** begin Items **

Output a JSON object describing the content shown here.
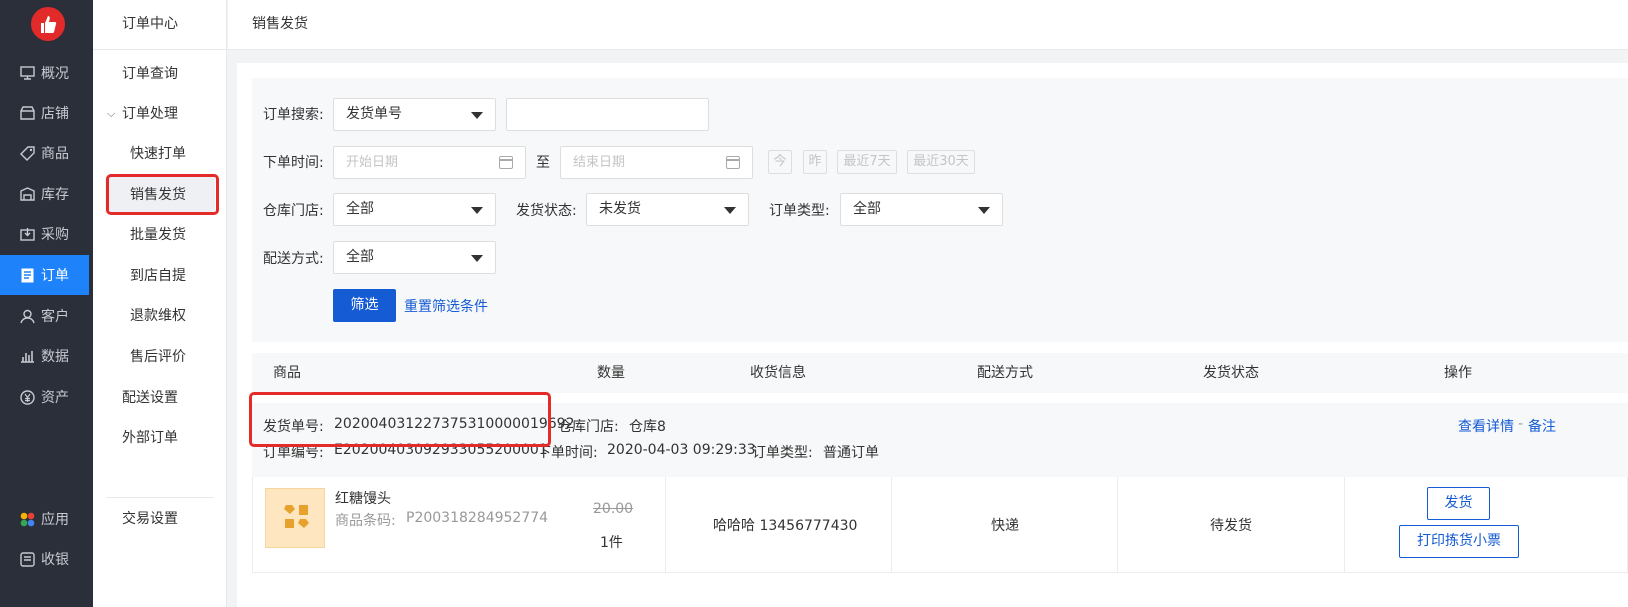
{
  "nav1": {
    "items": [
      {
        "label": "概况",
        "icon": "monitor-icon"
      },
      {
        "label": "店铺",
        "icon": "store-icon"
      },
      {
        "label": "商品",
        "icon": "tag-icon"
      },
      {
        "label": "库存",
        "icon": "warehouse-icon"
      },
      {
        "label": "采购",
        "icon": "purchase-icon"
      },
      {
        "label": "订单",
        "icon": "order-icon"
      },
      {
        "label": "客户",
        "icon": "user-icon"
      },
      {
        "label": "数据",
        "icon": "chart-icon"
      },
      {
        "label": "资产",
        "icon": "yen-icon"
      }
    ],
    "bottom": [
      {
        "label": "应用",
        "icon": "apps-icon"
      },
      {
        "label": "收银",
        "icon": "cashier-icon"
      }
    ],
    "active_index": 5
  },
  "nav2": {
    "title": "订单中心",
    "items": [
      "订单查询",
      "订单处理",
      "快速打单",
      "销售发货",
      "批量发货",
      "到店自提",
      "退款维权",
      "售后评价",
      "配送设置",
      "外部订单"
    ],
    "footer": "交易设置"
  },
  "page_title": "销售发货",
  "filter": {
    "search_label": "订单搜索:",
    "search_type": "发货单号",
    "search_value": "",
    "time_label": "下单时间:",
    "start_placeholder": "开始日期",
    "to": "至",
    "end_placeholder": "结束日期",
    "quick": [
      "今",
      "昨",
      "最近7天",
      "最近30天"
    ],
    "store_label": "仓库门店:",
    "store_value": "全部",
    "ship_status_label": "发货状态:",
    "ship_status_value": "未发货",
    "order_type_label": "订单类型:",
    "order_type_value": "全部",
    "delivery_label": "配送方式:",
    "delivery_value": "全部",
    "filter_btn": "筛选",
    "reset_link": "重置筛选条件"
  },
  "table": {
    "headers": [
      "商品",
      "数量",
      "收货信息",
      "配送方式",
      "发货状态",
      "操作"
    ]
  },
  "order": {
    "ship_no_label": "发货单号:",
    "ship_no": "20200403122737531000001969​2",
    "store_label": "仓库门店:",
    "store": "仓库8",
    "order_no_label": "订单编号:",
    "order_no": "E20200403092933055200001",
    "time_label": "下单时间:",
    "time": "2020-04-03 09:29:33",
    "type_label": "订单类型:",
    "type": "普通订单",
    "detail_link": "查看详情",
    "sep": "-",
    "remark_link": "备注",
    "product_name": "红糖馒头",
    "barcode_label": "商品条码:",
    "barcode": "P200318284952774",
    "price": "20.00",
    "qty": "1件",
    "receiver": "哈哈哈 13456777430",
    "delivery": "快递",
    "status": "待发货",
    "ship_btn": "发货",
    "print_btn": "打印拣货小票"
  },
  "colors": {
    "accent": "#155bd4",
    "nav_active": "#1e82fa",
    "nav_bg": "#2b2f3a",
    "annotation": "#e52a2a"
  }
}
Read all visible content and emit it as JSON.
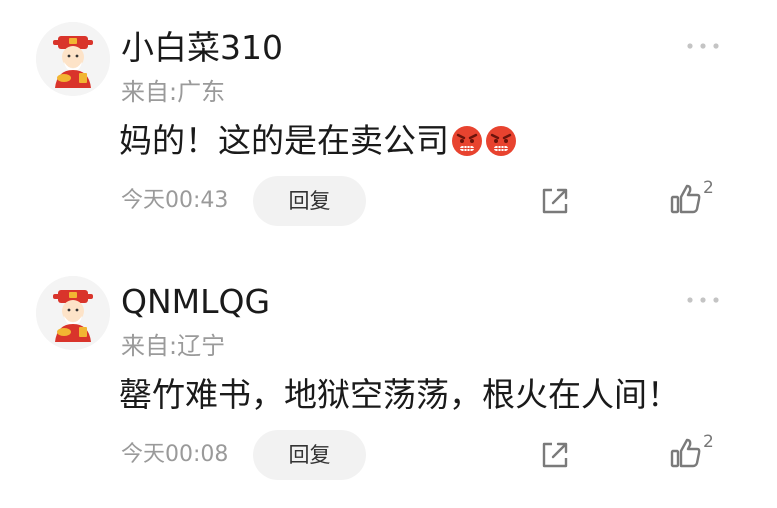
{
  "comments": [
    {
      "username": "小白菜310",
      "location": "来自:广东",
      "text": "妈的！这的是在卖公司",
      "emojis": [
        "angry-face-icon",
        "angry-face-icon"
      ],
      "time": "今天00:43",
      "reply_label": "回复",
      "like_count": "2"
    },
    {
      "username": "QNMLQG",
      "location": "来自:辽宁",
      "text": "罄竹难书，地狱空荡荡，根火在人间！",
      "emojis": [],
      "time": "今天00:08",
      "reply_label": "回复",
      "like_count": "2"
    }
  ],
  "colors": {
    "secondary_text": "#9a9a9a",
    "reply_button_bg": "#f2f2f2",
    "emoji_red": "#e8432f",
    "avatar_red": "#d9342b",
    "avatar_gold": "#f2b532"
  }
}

** end Items **

*Task goal:* With the pictures left out, please output each line from the one containing "Read all visible content and emit it as JSON." through the end of the entries, exactly as it is.

*Complete output:*
Read all visible content and emit it as JSON.
{
  "comments": [
    {
      "username": "小白菜310",
      "location": "来自:广东",
      "text": "妈的！这的是在卖公司",
      "emojis": [
        "angry-face-icon",
        "angry-face-icon"
      ],
      "time": "今天00:43",
      "reply_label": "回复",
      "like_count": "2"
    },
    {
      "username": "QNMLQG",
      "location": "来自:辽宁",
      "text": "罄竹难书，地狱空荡荡，根火在人间！",
      "emojis": [],
      "time": "今天00:08",
      "reply_label": "回复",
      "like_count": "2"
    }
  ],
  "colors": {
    "secondary_text": "#9a9a9a",
    "reply_button_bg": "#f2f2f2",
    "emoji_red": "#e8432f",
    "avatar_red": "#d9342b",
    "avatar_gold": "#f2b532"
  }
}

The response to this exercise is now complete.